* **GIVEN REQUEST**:
Select the lines that hold the word "山地为主" and copy each one.

____ DATASET ENTRIES

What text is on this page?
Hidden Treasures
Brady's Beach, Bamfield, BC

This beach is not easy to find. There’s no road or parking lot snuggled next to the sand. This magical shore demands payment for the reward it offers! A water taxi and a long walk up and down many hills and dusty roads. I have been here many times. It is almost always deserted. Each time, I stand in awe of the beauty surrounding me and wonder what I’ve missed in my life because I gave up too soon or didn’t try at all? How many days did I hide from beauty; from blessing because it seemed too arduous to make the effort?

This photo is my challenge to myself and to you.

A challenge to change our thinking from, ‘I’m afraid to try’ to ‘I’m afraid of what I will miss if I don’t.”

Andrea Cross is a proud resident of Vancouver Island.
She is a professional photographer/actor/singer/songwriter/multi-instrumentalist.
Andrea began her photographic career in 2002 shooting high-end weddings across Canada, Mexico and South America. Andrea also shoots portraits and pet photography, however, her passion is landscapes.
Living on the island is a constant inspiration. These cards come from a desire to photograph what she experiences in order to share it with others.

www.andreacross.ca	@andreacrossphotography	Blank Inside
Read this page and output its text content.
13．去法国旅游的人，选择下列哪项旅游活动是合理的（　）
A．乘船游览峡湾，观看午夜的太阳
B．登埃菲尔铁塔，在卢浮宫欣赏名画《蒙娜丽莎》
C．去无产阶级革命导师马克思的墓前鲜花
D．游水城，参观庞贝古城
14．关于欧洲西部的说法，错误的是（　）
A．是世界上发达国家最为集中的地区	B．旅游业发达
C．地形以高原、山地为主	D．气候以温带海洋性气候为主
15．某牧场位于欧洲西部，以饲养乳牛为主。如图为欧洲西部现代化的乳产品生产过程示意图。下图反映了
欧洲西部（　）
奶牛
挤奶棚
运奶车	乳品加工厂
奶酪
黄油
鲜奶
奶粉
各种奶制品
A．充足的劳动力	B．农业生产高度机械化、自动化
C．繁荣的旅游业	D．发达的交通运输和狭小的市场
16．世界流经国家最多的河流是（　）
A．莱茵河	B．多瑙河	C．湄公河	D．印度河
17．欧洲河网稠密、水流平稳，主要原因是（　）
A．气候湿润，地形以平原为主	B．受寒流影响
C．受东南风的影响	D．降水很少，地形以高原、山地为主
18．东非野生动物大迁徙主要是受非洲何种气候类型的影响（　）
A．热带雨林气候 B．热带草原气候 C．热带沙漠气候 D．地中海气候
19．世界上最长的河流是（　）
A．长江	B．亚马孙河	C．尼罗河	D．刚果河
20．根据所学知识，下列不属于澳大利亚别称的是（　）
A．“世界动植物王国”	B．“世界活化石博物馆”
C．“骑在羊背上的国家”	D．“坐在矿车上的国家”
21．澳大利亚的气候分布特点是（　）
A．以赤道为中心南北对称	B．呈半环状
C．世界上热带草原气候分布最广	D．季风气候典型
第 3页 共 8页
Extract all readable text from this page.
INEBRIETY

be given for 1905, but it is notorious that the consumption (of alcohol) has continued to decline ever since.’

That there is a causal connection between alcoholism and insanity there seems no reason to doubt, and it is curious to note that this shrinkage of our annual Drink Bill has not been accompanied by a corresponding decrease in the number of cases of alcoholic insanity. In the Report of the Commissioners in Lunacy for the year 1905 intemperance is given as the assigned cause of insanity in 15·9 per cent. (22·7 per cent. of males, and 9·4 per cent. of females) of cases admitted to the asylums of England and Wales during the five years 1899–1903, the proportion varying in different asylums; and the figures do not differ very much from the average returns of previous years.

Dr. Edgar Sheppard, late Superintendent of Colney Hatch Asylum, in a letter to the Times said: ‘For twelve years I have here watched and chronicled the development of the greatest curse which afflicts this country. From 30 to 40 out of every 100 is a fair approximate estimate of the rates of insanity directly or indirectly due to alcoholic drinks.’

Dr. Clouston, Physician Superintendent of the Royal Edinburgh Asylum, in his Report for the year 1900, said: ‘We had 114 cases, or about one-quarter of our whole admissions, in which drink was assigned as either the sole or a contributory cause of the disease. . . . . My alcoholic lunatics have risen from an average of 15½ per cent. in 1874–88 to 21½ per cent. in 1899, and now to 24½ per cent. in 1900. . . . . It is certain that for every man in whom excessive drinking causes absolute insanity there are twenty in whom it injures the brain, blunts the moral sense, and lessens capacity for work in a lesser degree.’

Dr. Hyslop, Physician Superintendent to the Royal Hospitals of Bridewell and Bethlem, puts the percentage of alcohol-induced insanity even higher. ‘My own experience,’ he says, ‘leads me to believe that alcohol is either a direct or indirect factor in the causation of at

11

________

* **WRITTEN ANSWER**:
C．地形以高原、山地为主	D．气候以温带海洋性气候为主
C．受东南风的影响	D．降水很少，地形以高原、山地为主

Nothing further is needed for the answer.